● EXERCISE OBJECTIVE
Exactly as given, repeat all of the entries.

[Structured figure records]
☆ ☆ ☆ ☆ ☆ ☆ ☆

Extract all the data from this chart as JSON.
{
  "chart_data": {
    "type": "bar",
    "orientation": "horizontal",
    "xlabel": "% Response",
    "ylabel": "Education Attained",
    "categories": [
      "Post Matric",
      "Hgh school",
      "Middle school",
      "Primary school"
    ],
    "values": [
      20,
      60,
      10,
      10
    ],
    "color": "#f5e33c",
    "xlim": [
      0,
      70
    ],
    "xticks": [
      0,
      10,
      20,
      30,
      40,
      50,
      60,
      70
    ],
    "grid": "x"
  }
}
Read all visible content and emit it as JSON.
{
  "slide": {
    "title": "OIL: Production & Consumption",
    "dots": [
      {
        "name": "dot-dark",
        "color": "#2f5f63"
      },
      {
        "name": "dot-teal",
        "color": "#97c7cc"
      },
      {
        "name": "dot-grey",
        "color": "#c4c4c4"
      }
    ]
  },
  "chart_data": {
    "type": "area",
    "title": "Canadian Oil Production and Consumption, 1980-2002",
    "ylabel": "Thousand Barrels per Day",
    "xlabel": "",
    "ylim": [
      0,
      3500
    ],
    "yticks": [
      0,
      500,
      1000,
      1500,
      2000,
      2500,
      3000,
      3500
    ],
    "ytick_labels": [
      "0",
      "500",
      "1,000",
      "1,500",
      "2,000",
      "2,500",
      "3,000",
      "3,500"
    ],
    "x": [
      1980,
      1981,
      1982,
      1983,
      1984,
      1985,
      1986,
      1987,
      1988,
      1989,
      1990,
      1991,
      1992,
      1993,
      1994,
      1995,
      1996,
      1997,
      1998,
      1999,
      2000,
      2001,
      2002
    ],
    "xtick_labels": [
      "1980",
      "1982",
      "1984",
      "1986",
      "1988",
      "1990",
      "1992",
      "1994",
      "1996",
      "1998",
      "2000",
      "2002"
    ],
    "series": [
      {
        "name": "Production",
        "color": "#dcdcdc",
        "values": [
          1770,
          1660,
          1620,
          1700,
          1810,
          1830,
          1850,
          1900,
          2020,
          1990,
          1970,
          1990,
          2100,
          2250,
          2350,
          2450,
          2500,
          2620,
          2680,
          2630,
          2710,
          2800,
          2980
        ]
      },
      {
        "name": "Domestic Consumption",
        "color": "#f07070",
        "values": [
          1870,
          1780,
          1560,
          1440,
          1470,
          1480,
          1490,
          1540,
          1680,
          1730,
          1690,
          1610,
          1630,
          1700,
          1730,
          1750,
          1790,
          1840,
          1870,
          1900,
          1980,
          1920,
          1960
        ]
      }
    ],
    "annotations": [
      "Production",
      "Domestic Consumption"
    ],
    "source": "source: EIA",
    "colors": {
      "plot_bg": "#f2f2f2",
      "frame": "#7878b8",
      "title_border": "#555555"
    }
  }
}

☆ ☆ ☆ ☆ ☆ ☆ ☆

● WRITTEN ANSWER
Extract all the data from this chart as JSON.
{
  "chart_data": {
    "type": "bar",
    "orientation": "horizontal",
    "xlabel": "% Response",
    "ylabel": "Education Attained",
    "categories": [
      "Post Matric",
      "Hgh school",
      "Middle school",
      "Primary school"
    ],
    "values": [
      20,
      60,
      10,
      10
    ],
    "color": "#f5e33c",
    "xlim": [
      0,
      70
    ],
    "xticks": [
      0,
      10,
      20,
      30,
      40,
      50,
      60,
      70
    ],
    "grid": "x"
  }
}
Read all visible content and emit it as JSON.
{
  "slide": {
    "title": "OIL: Production & Consumption",
    "dots": [
      {
        "name": "dot-dark",
        "color": "#2f5f63"
      },
      {
        "name": "dot-teal",
        "color": "#97c7cc"
      },
      {
        "name": "dot-grey",
        "color": "#c4c4c4"
      }
    ]
  },
  "chart_data": {
    "type": "area",
    "title": "Canadian Oil Production and Consumption, 1980-2002",
    "ylabel": "Thousand Barrels per Day",
    "xlabel": "",
    "ylim": [
      0,
      3500
    ],
    "yticks": [
      0,
      500,
      1000,
      1500,
      2000,
      2500,
      3000,
      3500
    ],
    "ytick_labels": [
      "0",
      "500",
      "1,000",
      "1,500",
      "2,000",
      "2,500",
      "3,000",
      "3,500"
    ],
    "x": [
      1980,
      1981,
      1982,
      1983,
      1984,
      1985,
      1986,
      1987,
      1988,
      1989,
      1990,
      1991,
      1992,
      1993,
      1994,
      1995,
      1996,
      1997,
      1998,
      1999,
      2000,
      2001,
      2002
    ],
    "xtick_labels": [
      "1980",
      "1982",
      "1984",
      "1986",
      "1988",
      "1990",
      "1992",
      "1994",
      "1996",
      "1998",
      "2000",
      "2002"
    ],
    "series": [
      {
        "name": "Production",
        "color": "#dcdcdc",
        "values": [
          1770,
          1660,
          1620,
          1700,
          1810,
          1830,
          1850,
          1900,
          2020,
          1990,
          1970,
          1990,
          2100,
          2250,
          2350,
          2450,
          2500,
          2620,
          2680,
          2630,
          2710,
          2800,
          2980
        ]
      },
      {
        "name": "Domestic Consumption",
        "color": "#f07070",
        "values": [
          1870,
          1780,
          1560,
          1440,
          1470,
          1480,
          1490,
          1540,
          1680,
          1730,
          1690,
          1610,
          1630,
          1700,
          1730,
          1750,
          1790,
          1840,
          1870,
          1900,
          1980,
          1920,
          1960
        ]
      }
    ],
    "annotations": [
      "Production",
      "Domestic Consumption"
    ],
    "source": "source: EIA",
    "colors": {
      "plot_bg": "#f2f2f2",
      "frame": "#7878b8",
      "title_border": "#555555"
    }
  }
}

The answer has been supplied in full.